+++ Dataset +++

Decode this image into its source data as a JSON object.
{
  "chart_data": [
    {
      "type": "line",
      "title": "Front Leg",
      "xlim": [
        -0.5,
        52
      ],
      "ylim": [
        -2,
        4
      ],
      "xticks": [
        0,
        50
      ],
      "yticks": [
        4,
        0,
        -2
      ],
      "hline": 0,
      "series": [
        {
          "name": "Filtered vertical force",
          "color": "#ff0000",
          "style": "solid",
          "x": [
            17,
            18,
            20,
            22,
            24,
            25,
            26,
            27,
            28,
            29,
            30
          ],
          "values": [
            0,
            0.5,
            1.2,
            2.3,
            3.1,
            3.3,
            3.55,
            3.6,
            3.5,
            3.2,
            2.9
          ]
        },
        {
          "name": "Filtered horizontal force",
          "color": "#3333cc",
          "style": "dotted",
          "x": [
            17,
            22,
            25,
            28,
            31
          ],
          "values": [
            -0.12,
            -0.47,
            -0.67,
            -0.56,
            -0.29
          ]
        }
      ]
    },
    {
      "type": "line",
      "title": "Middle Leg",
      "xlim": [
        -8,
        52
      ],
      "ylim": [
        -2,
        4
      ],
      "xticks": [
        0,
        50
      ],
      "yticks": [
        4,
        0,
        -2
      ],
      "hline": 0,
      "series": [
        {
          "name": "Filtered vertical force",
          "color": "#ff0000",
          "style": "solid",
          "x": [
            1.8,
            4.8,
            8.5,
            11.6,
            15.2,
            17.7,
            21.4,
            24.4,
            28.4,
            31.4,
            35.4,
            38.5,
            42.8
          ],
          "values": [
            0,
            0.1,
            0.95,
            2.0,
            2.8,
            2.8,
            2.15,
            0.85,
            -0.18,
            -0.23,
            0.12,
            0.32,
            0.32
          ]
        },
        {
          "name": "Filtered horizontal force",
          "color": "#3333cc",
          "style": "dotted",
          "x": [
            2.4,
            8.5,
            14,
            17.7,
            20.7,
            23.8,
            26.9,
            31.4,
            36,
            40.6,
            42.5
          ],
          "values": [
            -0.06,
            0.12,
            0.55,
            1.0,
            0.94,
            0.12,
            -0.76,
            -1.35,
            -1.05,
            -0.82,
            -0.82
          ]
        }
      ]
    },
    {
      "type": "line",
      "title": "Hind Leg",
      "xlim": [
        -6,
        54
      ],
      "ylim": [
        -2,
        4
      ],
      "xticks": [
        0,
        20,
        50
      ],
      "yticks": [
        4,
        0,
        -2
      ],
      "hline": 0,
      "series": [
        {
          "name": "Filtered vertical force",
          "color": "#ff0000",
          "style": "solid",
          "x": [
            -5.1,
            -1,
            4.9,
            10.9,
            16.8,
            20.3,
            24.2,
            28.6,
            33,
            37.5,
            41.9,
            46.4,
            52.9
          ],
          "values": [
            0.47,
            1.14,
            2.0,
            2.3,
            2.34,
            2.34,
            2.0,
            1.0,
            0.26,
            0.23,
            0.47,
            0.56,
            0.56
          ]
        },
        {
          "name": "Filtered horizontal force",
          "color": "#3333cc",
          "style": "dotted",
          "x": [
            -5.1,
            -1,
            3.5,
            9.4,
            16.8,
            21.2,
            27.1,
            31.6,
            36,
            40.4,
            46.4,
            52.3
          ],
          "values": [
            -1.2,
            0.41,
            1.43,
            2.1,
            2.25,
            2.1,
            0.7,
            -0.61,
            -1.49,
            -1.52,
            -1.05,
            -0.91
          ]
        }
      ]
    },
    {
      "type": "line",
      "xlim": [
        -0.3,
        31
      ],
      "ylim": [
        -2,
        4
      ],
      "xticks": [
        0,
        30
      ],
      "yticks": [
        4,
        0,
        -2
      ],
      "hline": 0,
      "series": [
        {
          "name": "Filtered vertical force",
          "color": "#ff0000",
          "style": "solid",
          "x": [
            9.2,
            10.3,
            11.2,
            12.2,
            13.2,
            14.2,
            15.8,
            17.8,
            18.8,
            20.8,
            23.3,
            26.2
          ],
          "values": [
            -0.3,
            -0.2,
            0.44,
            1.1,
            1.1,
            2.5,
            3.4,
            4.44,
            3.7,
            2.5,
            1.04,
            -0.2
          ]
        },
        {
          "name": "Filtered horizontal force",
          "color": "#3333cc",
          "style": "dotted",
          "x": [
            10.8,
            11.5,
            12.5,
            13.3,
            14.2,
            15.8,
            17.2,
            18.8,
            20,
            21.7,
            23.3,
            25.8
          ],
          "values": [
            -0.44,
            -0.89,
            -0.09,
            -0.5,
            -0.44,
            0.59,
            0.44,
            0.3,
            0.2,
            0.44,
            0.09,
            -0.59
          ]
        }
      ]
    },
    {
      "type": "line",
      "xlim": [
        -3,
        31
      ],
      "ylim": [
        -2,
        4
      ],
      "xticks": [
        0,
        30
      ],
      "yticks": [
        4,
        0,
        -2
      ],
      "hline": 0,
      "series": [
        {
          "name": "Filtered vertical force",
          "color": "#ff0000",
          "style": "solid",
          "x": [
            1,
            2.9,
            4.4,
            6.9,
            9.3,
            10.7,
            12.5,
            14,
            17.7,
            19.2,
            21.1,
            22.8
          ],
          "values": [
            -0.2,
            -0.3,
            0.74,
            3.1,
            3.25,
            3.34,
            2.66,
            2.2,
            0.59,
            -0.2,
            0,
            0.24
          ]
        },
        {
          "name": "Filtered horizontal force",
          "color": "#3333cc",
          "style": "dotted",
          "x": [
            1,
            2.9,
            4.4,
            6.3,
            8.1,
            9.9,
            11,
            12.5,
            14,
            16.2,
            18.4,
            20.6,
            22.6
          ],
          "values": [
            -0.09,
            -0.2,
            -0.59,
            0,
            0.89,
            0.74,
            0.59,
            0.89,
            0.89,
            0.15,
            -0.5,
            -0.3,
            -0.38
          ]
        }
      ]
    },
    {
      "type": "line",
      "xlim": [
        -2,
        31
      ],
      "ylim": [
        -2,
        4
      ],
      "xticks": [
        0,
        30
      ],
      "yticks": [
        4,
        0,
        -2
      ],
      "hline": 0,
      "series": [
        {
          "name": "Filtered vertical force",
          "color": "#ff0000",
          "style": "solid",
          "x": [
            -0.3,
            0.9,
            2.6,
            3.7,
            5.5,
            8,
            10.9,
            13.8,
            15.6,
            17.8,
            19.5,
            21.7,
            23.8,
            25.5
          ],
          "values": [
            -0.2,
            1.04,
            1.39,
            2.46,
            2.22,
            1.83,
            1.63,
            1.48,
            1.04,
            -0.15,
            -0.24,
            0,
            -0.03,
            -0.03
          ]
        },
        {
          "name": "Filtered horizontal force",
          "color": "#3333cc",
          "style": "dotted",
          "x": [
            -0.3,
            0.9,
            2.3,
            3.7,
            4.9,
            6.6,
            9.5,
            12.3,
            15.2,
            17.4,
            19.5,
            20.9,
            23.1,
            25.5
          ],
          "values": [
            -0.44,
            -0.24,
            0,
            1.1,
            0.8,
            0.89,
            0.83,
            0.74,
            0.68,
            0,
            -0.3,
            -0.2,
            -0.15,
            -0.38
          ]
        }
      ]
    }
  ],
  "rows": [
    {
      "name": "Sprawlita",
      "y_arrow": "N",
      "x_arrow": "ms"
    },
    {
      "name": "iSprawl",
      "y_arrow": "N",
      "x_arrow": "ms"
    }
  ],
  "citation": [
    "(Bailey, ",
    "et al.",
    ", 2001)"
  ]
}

+++

Every record shown above should be written out again exactly.

Decode this image into its source data as a JSON object.
{
  "chart_data": [
    {
      "type": "line",
      "title": "Front Leg",
      "xlim": [
        -0.5,
        52
      ],
      "ylim": [
        -2,
        4
      ],
      "xticks": [
        0,
        50
      ],
      "yticks": [
        4,
        0,
        -2
      ],
      "hline": 0,
      "series": [
        {
          "name": "Filtered vertical force",
          "color": "#ff0000",
          "style": "solid",
          "x": [
            17,
            18,
            20,
            22,
            24,
            25,
            26,
            27,
            28,
            29,
            30
          ],
          "values": [
            0,
            0.5,
            1.2,
            2.3,
            3.1,
            3.3,
            3.55,
            3.6,
            3.5,
            3.2,
            2.9
          ]
        },
        {
          "name": "Filtered horizontal force",
          "color": "#3333cc",
          "style": "dotted",
          "x": [
            17,
            22,
            25,
            28,
            31
          ],
          "values": [
            -0.12,
            -0.47,
            -0.67,
            -0.56,
            -0.29
          ]
        }
      ]
    },
    {
      "type": "line",
      "title": "Middle Leg",
      "xlim": [
        -8,
        52
      ],
      "ylim": [
        -2,
        4
      ],
      "xticks": [
        0,
        50
      ],
      "yticks": [
        4,
        0,
        -2
      ],
      "hline": 0,
      "series": [
        {
          "name": "Filtered vertical force",
          "color": "#ff0000",
          "style": "solid",
          "x": [
            1.8,
            4.8,
            8.5,
            11.6,
            15.2,
            17.7,
            21.4,
            24.4,
            28.4,
            31.4,
            35.4,
            38.5,
            42.8
          ],
          "values": [
            0,
            0.1,
            0.95,
            2.0,
            2.8,
            2.8,
            2.15,
            0.85,
            -0.18,
            -0.23,
            0.12,
            0.32,
            0.32
          ]
        },
        {
          "name": "Filtered horizontal force",
          "color": "#3333cc",
          "style": "dotted",
          "x": [
            2.4,
            8.5,
            14,
            17.7,
            20.7,
            23.8,
            26.9,
            31.4,
            36,
            40.6,
            42.5
          ],
          "values": [
            -0.06,
            0.12,
            0.55,
            1.0,
            0.94,
            0.12,
            -0.76,
            -1.35,
            -1.05,
            -0.82,
            -0.82
          ]
        }
      ]
    },
    {
      "type": "line",
      "title": "Hind Leg",
      "xlim": [
        -6,
        54
      ],
      "ylim": [
        -2,
        4
      ],
      "xticks": [
        0,
        20,
        50
      ],
      "yticks": [
        4,
        0,
        -2
      ],
      "hline": 0,
      "series": [
        {
          "name": "Filtered vertical force",
          "color": "#ff0000",
          "style": "solid",
          "x": [
            -5.1,
            -1,
            4.9,
            10.9,
            16.8,
            20.3,
            24.2,
            28.6,
            33,
            37.5,
            41.9,
            46.4,
            52.9
          ],
          "values": [
            0.47,
            1.14,
            2.0,
            2.3,
            2.34,
            2.34,
            2.0,
            1.0,
            0.26,
            0.23,
            0.47,
            0.56,
            0.56
          ]
        },
        {
          "name": "Filtered horizontal force",
          "color": "#3333cc",
          "style": "dotted",
          "x": [
            -5.1,
            -1,
            3.5,
            9.4,
            16.8,
            21.2,
            27.1,
            31.6,
            36,
            40.4,
            46.4,
            52.3
          ],
          "values": [
            -1.2,
            0.41,
            1.43,
            2.1,
            2.25,
            2.1,
            0.7,
            -0.61,
            -1.49,
            -1.52,
            -1.05,
            -0.91
          ]
        }
      ]
    },
    {
      "type": "line",
      "xlim": [
        -0.3,
        31
      ],
      "ylim": [
        -2,
        4
      ],
      "xticks": [
        0,
        30
      ],
      "yticks": [
        4,
        0,
        -2
      ],
      "hline": 0,
      "series": [
        {
          "name": "Filtered vertical force",
          "color": "#ff0000",
          "style": "solid",
          "x": [
            9.2,
            10.3,
            11.2,
            12.2,
            13.2,
            14.2,
            15.8,
            17.8,
            18.8,
            20.8,
            23.3,
            26.2
          ],
          "values": [
            -0.3,
            -0.2,
            0.44,
            1.1,
            1.1,
            2.5,
            3.4,
            4.44,
            3.7,
            2.5,
            1.04,
            -0.2
          ]
        },
        {
          "name": "Filtered horizontal force",
          "color": "#3333cc",
          "style": "dotted",
          "x": [
            10.8,
            11.5,
            12.5,
            13.3,
            14.2,
            15.8,
            17.2,
            18.8,
            20,
            21.7,
            23.3,
            25.8
          ],
          "values": [
            -0.44,
            -0.89,
            -0.09,
            -0.5,
            -0.44,
            0.59,
            0.44,
            0.3,
            0.2,
            0.44,
            0.09,
            -0.59
          ]
        }
      ]
    },
    {
      "type": "line",
      "xlim": [
        -3,
        31
      ],
      "ylim": [
        -2,
        4
      ],
      "xticks": [
        0,
        30
      ],
      "yticks": [
        4,
        0,
        -2
      ],
      "hline": 0,
      "series": [
        {
          "name": "Filtered vertical force",
          "color": "#ff0000",
          "style": "solid",
          "x": [
            1,
            2.9,
            4.4,
            6.9,
            9.3,
            10.7,
            12.5,
            14,
            17.7,
            19.2,
            21.1,
            22.8
          ],
          "values": [
            -0.2,
            -0.3,
            0.74,
            3.1,
            3.25,
            3.34,
            2.66,
            2.2,
            0.59,
            -0.2,
            0,
            0.24
          ]
        },
        {
          "name": "Filtered horizontal force",
          "color": "#3333cc",
          "style": "dotted",
          "x": [
            1,
            2.9,
            4.4,
            6.3,
            8.1,
            9.9,
            11,
            12.5,
            14,
            16.2,
            18.4,
            20.6,
            22.6
          ],
          "values": [
            -0.09,
            -0.2,
            -0.59,
            0,
            0.89,
            0.74,
            0.59,
            0.89,
            0.89,
            0.15,
            -0.5,
            -0.3,
            -0.38
          ]
        }
      ]
    },
    {
      "type": "line",
      "xlim": [
        -2,
        31
      ],
      "ylim": [
        -2,
        4
      ],
      "xticks": [
        0,
        30
      ],
      "yticks": [
        4,
        0,
        -2
      ],
      "hline": 0,
      "series": [
        {
          "name": "Filtered vertical force",
          "color": "#ff0000",
          "style": "solid",
          "x": [
            -0.3,
            0.9,
            2.6,
            3.7,
            5.5,
            8,
            10.9,
            13.8,
            15.6,
            17.8,
            19.5,
            21.7,
            23.8,
            25.5
          ],
          "values": [
            -0.2,
            1.04,
            1.39,
            2.46,
            2.22,
            1.83,
            1.63,
            1.48,
            1.04,
            -0.15,
            -0.24,
            0,
            -0.03,
            -0.03
          ]
        },
        {
          "name": "Filtered horizontal force",
          "color": "#3333cc",
          "style": "dotted",
          "x": [
            -0.3,
            0.9,
            2.3,
            3.7,
            4.9,
            6.6,
            9.5,
            12.3,
            15.2,
            17.4,
            19.5,
            20.9,
            23.1,
            25.5
          ],
          "values": [
            -0.44,
            -0.24,
            0,
            1.1,
            0.8,
            0.89,
            0.83,
            0.74,
            0.68,
            0,
            -0.3,
            -0.2,
            -0.15,
            -0.38
          ]
        }
      ]
    }
  ],
  "rows": [
    {
      "name": "Sprawlita",
      "y_arrow": "N",
      "x_arrow": "ms"
    },
    {
      "name": "iSprawl",
      "y_arrow": "N",
      "x_arrow": "ms"
    }
  ],
  "citation": [
    "(Bailey, ",
    "et al.",
    ", 2001)"
  ]
}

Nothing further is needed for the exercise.